(Saved entries)
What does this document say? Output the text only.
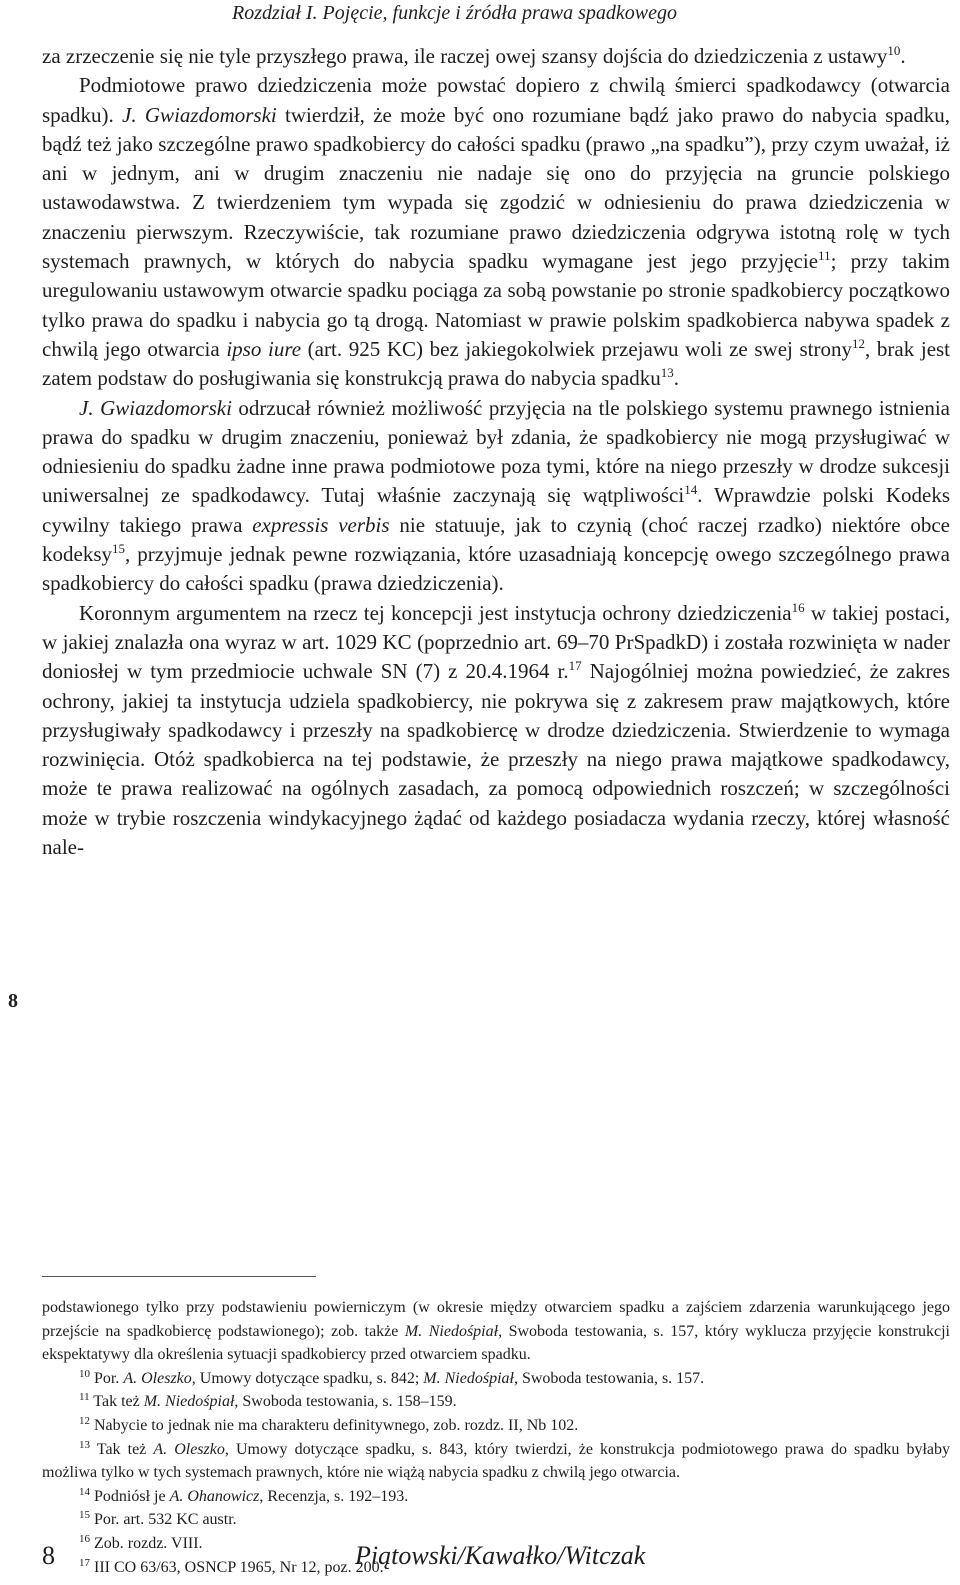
Rozdział I. Pojęcie, funkcje i źródła prawa spadkowego

za zrzeczenie się nie tyle przyszłego prawa, ile raczej owej szansy dojścia do dziedziczenia z ustawy$^{10}$.

Podmiotowe prawo dziedziczenia może powstać dopiero z chwilą śmierci spadkodawcy (otwarcia spadku). J. Gwiazdomorski twierdził, że może być ono rozumiane bądź jako prawo do nabycia spadku, bądź też jako szczególne prawo spadkobiercy do całości spadku (prawo „na spadku”), przy czym uważał, iż ani w jednym, ani w drugim znaczeniu nie nadaje się ono do przyjęcia na gruncie polskiego ustawodawstwa. Z twierdzeniem tym wypada się zgodzić w odniesieniu do prawa dziedziczenia w znaczeniu pierwszym. Rzeczywiście, tak rozumiane prawo dziedziczenia odgrywa istotną rolę w tych systemach prawnych, w których do nabycia spadku wymagane jest jego przyjęcie$^{11}$; przy takim uregulowaniu ustawowym otwarcie spadku pociąga za sobą powstanie po stronie spadkobiercy początkowo tylko prawa do spadku i nabycia go tą drogą. Natomiast w prawie polskim spadkobierca nabywa spadek z chwilą jego otwarcia ipso iure (art. 925 KC) bez jakiegokolwiek przejawu woli ze swej strony$^{12}$, brak jest zatem podstaw do posługiwania się konstrukcją prawa do nabycia spadku$^{13}$.

J. Gwiazdomorski odrzucał również możliwość przyjęcia na tle polskiego systemu prawnego istnienia prawa do spadku w drugim znaczeniu, ponieważ był zdania, że spadkobiercy nie mogą przysługiwać w odniesieniu do spadku żadne inne prawa podmiotowe poza tymi, które na niego przeszły w drodze sukcesji uniwersalnej ze spadkodawcy. Tutaj właśnie zaczynają się wątpliwości$^{14}$. Wprawdzie polski Kodeks cywilny takiego prawa expressis verbis nie statuuje, jak to czynią (choć raczej rzadko) niektóre obce kodeksy$^{15}$, przyjmuje jednak pewne rozwiązania, które uzasadniają koncepcję owego szczególnego prawa spadkobiercy do całości spadku (prawa dziedziczenia).

Koronnym argumentem na rzecz tej koncepcji jest instytucja ochrony dziedziczenia$^{16}$ w takiej postaci, w jakiej znalazła ona wyraz w art. 1029 KC (poprzednio art. 69–70 PrSpadkD) i została rozwinięta w nader doniosłej w tym przedmiocie uchwale SN (7) z 20.4.1964 r.$^{17}$ Najogólniej można powiedzieć, że zakres ochrony, jakiej ta instytucja udziela spadkobiercy, nie pokrywa się z zakresem praw majątkowych, które przysługiwały spadkodawcy i przeszły na spadkobiercę w drodze dziedziczenia. Stwierdzenie to wymaga rozwinięcia. Otóż spadkobierca na tej podstawie, że przeszły na niego prawa majątkowe spadkodawcy, może te prawa realizować na ogólnych zasadach, za pomocą odpowiednich roszczeń; w szczególności może w trybie roszczenia windykacyjnego żądać od każdego posiadacza wydania rzeczy, której własność nale-

8

podstawionego tylko przy podstawieniu powierniczym (w okresie między otwarciem spadku a zajściem zdarzenia warunkującego jego przejście na spadkobiercę podstawionego); zob. także M. Niedośpiał, Swoboda testowania, s. 157, który wyklucza przyjęcie konstrukcji ekspektatywy dla określenia sytuacji spadkobiercy przed otwarciem spadku.

$^{10}$ Por. A. Oleszko, Umowy dotyczące spadku, s. 842; M. Niedośpiał, Swoboda testowania, s. 157.

$^{11}$ Tak też M. Niedośpiał, Swoboda testowania, s. 158–159.

$^{12}$ Nabycie to jednak nie ma charakteru definitywnego, zob. rozdz. II, Nb 102.

$^{13}$ Tak też A. Oleszko, Umowy dotyczące spadku, s. 843, który twierdzi, że konstrukcja podmiotowego prawa do spadku byłaby możliwa tylko w tych systemach prawnych, które nie wiążą nabycia spadku z chwilą jego otwarcia.

$^{14}$ Podniósł je A. Ohanowicz, Recenzja, s. 192–193.

$^{15}$ Por. art. 532 KC austr.

$^{16}$ Zob. rozdz. VIII.

$^{17}$ III CO 63/63, OSNCP 1965, Nr 12, poz. 200.

8	Piątowski/Kawałko/Witczak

### WHAT IS NEEDED
Copy out every line from the material above in which the word "raczej" appears.

### EXERCISE RESPONSE
za zrzeczenie się nie tyle przyszłego prawa, ile raczej owej szansy dojścia do dziedziczenia z ustawy$^{10}$.
J. Gwiazdomorski odrzucał również możliwość przyjęcia na tle polskiego systemu prawnego istnienia prawa do spadku w drugim znaczeniu, ponieważ był zdania, że spadkobiercy nie mogą przysługiwać w odniesieniu do spadku żadne inne prawa podmiotowe poza tymi, które na niego przeszły w drodze sukcesji uniwersalnej ze spadkodawcy. Tutaj właśnie zaczynają się wątpliwości$^{14}$. Wprawdzie polski Kodeks cywilny takiego prawa expressis verbis nie statuuje, jak to czynią (choć raczej rzadko) niektóre obce kodeksy$^{15}$, przyjmuje jednak pewne rozwiązania, które uzasadniają koncepcję owego szczególnego prawa spadkobiercy do całości spadku (prawa dziedziczenia).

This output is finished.